Job
Find every line below that contains the string "item" and copy each one out. Case counts.

Given records

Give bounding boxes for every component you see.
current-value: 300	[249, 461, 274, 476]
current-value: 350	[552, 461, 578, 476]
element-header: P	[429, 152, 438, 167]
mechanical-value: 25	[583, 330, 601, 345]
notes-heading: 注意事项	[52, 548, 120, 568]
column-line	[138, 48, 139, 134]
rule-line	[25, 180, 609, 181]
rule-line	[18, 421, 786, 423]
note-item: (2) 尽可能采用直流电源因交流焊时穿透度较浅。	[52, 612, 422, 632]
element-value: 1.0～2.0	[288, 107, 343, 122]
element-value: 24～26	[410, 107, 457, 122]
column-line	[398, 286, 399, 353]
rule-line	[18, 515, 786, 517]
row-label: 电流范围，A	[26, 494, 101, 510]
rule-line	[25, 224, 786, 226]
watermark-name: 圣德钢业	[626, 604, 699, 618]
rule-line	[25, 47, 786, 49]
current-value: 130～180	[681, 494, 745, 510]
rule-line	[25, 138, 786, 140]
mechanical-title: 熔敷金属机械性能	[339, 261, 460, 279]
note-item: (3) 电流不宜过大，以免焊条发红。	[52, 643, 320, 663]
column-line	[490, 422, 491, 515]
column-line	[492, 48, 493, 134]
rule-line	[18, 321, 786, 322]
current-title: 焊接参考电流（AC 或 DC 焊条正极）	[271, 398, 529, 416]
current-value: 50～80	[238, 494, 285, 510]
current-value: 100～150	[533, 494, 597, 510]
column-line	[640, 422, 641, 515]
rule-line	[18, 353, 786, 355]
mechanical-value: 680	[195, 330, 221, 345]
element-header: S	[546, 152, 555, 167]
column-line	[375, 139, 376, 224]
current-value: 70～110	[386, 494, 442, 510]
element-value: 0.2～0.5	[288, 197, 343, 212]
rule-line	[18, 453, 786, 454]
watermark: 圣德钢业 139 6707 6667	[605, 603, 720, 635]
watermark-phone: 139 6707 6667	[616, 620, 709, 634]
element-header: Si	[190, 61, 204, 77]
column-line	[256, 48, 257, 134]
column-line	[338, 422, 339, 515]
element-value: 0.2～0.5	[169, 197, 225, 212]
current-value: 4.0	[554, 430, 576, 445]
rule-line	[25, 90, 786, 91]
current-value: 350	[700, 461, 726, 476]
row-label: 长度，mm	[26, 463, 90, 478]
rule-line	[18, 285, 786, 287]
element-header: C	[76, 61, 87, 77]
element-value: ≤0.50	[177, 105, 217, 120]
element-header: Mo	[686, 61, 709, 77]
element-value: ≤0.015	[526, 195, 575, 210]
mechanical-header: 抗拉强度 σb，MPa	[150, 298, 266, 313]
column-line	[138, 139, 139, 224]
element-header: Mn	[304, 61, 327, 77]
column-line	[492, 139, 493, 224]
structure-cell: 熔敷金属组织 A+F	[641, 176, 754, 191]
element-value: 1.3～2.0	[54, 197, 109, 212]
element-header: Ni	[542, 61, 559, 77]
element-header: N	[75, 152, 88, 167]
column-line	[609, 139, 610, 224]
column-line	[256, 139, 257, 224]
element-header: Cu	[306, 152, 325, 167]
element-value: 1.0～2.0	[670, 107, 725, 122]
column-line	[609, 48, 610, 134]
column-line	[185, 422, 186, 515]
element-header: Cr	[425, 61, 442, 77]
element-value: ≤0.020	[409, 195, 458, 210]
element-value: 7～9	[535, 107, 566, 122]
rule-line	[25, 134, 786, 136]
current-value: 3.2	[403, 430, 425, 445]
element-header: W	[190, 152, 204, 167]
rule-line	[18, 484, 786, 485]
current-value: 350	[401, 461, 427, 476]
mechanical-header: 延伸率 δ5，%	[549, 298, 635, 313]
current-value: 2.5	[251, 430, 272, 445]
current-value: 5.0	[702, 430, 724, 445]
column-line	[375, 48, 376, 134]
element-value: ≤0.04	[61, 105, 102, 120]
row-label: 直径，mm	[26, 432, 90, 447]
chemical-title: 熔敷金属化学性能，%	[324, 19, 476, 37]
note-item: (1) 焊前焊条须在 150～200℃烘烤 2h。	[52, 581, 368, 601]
==
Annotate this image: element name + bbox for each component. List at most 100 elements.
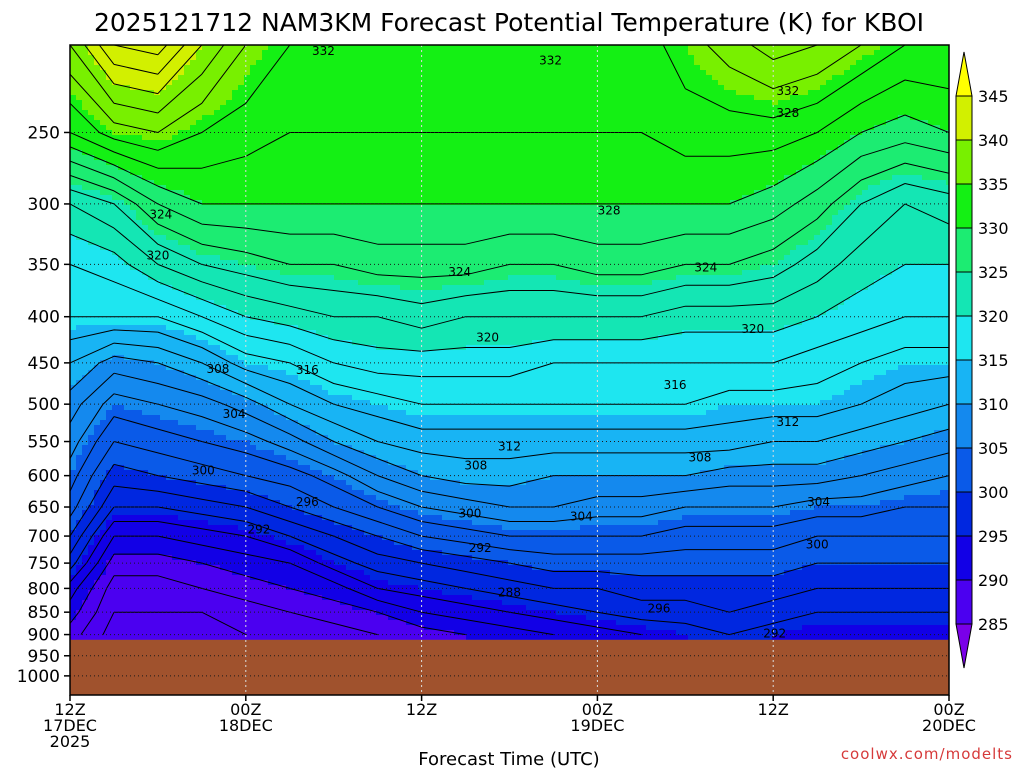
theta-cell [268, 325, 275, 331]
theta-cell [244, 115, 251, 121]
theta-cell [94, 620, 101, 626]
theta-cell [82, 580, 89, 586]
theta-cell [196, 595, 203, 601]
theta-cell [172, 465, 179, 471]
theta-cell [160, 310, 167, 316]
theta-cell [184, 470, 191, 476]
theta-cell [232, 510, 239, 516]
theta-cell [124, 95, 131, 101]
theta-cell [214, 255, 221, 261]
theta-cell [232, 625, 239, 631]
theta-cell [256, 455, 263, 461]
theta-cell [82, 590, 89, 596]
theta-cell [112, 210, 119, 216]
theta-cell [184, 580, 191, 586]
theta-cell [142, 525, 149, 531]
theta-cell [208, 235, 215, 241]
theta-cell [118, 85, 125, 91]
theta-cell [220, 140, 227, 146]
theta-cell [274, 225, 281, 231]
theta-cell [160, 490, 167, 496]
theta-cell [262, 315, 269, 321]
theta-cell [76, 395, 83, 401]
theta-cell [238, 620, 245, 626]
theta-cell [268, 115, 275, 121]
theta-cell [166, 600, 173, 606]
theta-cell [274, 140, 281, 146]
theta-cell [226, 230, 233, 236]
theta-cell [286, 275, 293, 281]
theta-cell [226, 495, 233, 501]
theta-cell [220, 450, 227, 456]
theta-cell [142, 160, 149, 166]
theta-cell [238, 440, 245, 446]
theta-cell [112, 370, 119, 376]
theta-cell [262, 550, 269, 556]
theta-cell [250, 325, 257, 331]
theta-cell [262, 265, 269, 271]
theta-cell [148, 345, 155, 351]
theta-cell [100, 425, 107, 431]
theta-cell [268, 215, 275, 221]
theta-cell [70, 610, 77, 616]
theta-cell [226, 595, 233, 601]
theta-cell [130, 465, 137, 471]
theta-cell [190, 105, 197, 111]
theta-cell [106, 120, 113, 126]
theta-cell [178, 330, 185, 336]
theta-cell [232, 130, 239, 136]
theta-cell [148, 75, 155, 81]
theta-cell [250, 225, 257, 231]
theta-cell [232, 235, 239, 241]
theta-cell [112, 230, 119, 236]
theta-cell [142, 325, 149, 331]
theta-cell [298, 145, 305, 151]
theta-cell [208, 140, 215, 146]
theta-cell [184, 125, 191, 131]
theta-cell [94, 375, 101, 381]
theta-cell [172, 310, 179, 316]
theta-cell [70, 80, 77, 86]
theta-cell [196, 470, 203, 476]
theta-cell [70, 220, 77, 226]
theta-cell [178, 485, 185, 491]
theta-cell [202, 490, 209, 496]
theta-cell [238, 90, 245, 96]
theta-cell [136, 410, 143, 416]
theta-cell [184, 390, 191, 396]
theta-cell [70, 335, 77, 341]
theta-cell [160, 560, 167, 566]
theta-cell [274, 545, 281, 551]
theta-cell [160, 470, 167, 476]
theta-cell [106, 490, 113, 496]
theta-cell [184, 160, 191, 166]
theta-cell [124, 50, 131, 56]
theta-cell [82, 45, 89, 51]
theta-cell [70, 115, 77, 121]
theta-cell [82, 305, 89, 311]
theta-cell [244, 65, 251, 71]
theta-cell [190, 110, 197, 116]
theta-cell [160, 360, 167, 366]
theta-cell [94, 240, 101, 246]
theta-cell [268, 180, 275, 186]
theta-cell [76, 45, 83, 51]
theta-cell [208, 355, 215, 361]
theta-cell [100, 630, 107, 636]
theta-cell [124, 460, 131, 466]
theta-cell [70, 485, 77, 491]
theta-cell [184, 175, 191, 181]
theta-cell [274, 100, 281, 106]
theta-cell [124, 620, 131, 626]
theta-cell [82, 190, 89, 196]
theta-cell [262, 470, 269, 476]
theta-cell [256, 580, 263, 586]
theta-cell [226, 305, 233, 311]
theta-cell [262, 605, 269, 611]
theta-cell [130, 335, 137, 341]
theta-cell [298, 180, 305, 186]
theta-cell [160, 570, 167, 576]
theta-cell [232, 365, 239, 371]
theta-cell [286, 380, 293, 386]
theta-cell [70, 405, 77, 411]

Solution to the problem
note-item: (2) 尽可能采用直流电源因交流焊时穿透度较浅。	[52, 612, 422, 632]
note-item: (3) 电流不宜过大，以免焊条发红。	[52, 643, 320, 663]
note-item: (1) 焊前焊条须在 150～200℃烘烤 2h。	[52, 581, 368, 601]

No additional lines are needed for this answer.